(Items from a figure collection)
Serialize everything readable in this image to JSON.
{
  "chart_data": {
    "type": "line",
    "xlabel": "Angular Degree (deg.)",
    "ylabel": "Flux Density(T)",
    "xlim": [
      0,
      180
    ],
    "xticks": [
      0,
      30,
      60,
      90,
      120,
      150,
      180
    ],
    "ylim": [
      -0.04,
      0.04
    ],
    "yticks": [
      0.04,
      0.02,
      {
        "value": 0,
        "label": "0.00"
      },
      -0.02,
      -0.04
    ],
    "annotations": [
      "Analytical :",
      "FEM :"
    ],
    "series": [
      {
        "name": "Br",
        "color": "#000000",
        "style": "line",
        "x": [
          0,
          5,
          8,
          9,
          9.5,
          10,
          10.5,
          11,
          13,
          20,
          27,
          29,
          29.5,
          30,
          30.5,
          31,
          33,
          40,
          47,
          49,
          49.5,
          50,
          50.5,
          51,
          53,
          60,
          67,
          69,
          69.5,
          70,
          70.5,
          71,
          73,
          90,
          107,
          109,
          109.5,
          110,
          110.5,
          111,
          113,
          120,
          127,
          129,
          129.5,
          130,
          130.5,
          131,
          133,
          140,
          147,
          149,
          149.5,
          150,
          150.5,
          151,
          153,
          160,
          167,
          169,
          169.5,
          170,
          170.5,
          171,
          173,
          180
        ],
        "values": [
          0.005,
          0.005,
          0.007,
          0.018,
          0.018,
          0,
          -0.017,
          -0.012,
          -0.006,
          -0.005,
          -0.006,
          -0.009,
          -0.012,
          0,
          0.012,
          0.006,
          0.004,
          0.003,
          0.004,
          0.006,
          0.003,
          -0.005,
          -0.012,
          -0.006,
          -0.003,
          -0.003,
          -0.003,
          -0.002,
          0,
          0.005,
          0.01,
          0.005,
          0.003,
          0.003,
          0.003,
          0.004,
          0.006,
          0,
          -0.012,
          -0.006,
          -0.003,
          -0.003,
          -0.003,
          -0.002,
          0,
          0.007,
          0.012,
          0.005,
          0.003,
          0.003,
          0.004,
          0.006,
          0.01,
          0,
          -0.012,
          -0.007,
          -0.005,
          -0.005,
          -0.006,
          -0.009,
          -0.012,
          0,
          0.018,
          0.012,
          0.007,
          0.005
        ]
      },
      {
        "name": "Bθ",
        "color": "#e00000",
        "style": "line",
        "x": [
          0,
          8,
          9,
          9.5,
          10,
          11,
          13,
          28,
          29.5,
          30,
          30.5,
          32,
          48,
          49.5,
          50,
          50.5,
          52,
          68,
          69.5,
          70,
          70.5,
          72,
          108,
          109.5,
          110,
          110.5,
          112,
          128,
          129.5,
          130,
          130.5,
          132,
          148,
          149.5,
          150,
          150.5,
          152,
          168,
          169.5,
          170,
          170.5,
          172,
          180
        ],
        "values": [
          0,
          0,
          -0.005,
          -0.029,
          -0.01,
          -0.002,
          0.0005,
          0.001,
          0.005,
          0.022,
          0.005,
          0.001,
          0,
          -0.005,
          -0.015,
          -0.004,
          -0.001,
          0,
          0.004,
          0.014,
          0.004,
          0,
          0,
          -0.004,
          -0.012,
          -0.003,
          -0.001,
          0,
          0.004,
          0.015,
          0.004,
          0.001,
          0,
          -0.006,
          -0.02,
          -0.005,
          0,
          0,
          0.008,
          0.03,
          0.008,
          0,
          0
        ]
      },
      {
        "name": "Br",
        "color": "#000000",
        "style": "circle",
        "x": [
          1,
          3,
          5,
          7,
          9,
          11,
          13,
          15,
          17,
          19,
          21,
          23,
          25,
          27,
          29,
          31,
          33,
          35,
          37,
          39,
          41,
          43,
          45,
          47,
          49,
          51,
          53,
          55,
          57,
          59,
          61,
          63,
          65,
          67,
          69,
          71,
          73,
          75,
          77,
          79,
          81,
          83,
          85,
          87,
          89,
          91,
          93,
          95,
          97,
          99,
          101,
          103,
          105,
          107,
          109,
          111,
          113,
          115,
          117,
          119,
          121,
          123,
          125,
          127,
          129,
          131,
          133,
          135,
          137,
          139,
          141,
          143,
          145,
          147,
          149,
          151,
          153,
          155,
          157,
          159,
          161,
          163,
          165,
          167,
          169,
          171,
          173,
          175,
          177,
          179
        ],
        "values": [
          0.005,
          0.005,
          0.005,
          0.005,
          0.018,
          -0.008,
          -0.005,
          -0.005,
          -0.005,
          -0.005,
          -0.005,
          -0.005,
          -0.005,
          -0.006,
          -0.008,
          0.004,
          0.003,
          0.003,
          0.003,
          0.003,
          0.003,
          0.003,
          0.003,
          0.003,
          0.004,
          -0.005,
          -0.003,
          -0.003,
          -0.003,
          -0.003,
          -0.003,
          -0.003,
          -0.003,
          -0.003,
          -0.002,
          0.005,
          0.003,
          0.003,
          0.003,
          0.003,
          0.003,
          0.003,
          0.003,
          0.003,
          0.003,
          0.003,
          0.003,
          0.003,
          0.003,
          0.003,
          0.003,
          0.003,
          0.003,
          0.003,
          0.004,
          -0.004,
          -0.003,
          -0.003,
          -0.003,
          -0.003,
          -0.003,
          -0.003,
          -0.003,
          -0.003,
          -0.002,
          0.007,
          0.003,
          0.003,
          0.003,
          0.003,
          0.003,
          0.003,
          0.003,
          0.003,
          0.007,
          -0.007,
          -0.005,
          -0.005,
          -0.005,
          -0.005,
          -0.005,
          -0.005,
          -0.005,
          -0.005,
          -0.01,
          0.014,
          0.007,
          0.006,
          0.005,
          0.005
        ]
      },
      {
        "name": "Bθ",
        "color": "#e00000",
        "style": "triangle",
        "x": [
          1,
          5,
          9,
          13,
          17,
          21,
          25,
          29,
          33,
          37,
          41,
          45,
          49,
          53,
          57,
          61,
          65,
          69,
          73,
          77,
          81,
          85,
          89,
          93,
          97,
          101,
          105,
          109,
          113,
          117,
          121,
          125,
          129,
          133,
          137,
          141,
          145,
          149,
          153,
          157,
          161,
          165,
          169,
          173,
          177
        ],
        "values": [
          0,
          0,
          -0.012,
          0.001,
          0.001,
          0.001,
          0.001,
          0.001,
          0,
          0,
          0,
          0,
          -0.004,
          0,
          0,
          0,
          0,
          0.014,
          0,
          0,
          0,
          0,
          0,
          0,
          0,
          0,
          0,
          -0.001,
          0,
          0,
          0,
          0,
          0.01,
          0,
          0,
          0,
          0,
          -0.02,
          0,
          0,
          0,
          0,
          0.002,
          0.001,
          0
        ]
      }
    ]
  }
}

• [What to work on]:
Filter the records above for "style" and copy every matching line.

• [Response to this exercise]:
        "style": "line",
        "style": "line",
        "style": "circle",
        "style": "triangle",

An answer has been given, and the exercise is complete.